[To do]:
Return every line of the listing below so that it matches the original exactly.

___ Information

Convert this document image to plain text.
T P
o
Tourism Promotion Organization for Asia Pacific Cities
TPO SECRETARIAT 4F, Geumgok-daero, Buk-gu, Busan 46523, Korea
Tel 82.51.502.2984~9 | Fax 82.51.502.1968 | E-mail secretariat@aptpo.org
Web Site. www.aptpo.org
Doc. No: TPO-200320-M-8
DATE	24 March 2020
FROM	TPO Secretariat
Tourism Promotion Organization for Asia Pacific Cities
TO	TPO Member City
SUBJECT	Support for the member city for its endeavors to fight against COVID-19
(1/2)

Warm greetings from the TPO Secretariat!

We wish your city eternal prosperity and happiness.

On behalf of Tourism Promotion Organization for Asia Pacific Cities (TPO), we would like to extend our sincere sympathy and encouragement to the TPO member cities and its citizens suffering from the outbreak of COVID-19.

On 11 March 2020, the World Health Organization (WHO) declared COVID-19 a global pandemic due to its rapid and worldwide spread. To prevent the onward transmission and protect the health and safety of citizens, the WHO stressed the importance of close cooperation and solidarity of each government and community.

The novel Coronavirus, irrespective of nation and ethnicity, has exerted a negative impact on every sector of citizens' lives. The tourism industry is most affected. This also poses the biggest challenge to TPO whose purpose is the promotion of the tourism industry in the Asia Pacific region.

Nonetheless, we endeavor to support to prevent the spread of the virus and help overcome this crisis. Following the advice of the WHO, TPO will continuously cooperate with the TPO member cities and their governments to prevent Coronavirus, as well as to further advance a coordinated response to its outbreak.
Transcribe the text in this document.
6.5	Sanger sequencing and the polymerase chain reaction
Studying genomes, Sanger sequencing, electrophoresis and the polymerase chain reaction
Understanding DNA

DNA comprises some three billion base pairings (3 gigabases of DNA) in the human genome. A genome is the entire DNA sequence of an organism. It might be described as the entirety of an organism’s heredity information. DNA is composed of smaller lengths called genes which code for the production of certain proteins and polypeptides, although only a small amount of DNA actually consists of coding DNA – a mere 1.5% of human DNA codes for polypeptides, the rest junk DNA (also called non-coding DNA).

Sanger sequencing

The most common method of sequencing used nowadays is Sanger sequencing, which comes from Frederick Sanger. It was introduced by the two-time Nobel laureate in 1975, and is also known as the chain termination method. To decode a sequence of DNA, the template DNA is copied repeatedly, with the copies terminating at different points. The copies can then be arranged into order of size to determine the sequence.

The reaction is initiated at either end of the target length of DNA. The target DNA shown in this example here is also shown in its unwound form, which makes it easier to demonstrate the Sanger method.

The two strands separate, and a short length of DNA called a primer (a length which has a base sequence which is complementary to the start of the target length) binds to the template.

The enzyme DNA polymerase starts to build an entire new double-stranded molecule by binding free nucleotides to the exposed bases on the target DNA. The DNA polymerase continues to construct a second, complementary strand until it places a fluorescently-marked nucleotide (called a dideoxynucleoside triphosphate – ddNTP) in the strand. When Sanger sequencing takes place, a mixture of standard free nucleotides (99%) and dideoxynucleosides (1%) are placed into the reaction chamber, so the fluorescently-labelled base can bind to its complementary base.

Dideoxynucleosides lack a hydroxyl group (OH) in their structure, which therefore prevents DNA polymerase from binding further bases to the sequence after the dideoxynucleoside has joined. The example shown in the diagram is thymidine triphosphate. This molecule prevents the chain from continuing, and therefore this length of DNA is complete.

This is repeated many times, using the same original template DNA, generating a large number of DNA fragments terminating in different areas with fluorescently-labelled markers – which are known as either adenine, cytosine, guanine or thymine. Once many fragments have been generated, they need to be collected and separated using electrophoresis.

______

[Solution to the exercise]:
Convert this document image to plain text.
T P
o
Tourism Promotion Organization for Asia Pacific Cities
TPO SECRETARIAT 4F, Geumgok-daero, Buk-gu, Busan 46523, Korea
Tel 82.51.502.2984~9 | Fax 82.51.502.1968 | E-mail secretariat@aptpo.org
Web Site. www.aptpo.org
Doc. No: TPO-200320-M-8
DATE	24 March 2020
FROM	TPO Secretariat
Tourism Promotion Organization for Asia Pacific Cities
TO	TPO Member City
SUBJECT	Support for the member city for its endeavors to fight against COVID-19
(1/2)

Warm greetings from the TPO Secretariat!

We wish your city eternal prosperity and happiness.

On behalf of Tourism Promotion Organization for Asia Pacific Cities (TPO), we would like to extend our sincere sympathy and encouragement to the TPO member cities and its citizens suffering from the outbreak of COVID-19.

On 11 March 2020, the World Health Organization (WHO) declared COVID-19 a global pandemic due to its rapid and worldwide spread. To prevent the onward transmission and protect the health and safety of citizens, the WHO stressed the importance of close cooperation and solidarity of each government and community.

The novel Coronavirus, irrespective of nation and ethnicity, has exerted a negative impact on every sector of citizens' lives. The tourism industry is most affected. This also poses the biggest challenge to TPO whose purpose is the promotion of the tourism industry in the Asia Pacific region.

Nonetheless, we endeavor to support to prevent the spread of the virus and help overcome this crisis. Following the advice of the WHO, TPO will continuously cooperate with the TPO member cities and their governments to prevent Coronavirus, as well as to further advance a coordinated response to its outbreak.
Transcribe the text in this document.
6.5	Sanger sequencing and the polymerase chain reaction
Studying genomes, Sanger sequencing, electrophoresis and the polymerase chain reaction
Understanding DNA

DNA comprises some three billion base pairings (3 gigabases of DNA) in the human genome. A genome is the entire DNA sequence of an organism. It might be described as the entirety of an organism’s heredity information. DNA is composed of smaller lengths called genes which code for the production of certain proteins and polypeptides, although only a small amount of DNA actually consists of coding DNA – a mere 1.5% of human DNA codes for polypeptides, the rest junk DNA (also called non-coding DNA).

Sanger sequencing

The most common method of sequencing used nowadays is Sanger sequencing, which comes from Frederick Sanger. It was introduced by the two-time Nobel laureate in 1975, and is also known as the chain termination method. To decode a sequence of DNA, the template DNA is copied repeatedly, with the copies terminating at different points. The copies can then be arranged into order of size to determine the sequence.

The reaction is initiated at either end of the target length of DNA. The target DNA shown in this example here is also shown in its unwound form, which makes it easier to demonstrate the Sanger method.

The two strands separate, and a short length of DNA called a primer (a length which has a base sequence which is complementary to the start of the target length) binds to the template.

The enzyme DNA polymerase starts to build an entire new double-stranded molecule by binding free nucleotides to the exposed bases on the target DNA. The DNA polymerase continues to construct a second, complementary strand until it places a fluorescently-marked nucleotide (called a dideoxynucleoside triphosphate – ddNTP) in the strand. When Sanger sequencing takes place, a mixture of standard free nucleotides (99%) and dideoxynucleosides (1%) are placed into the reaction chamber, so the fluorescently-labelled base can bind to its complementary base.

Dideoxynucleosides lack a hydroxyl group (OH) in their structure, which therefore prevents DNA polymerase from binding further bases to the sequence after the dideoxynucleoside has joined. The example shown in the diagram is thymidine triphosphate. This molecule prevents the chain from continuing, and therefore this length of DNA is complete.

This is repeated many times, using the same original template DNA, generating a large number of DNA fragments terminating in different areas with fluorescently-labelled markers – which are known as either adenine, cytosine, guanine or thymine. Once many fragments have been generated, they need to be collected and separated using electrophoresis.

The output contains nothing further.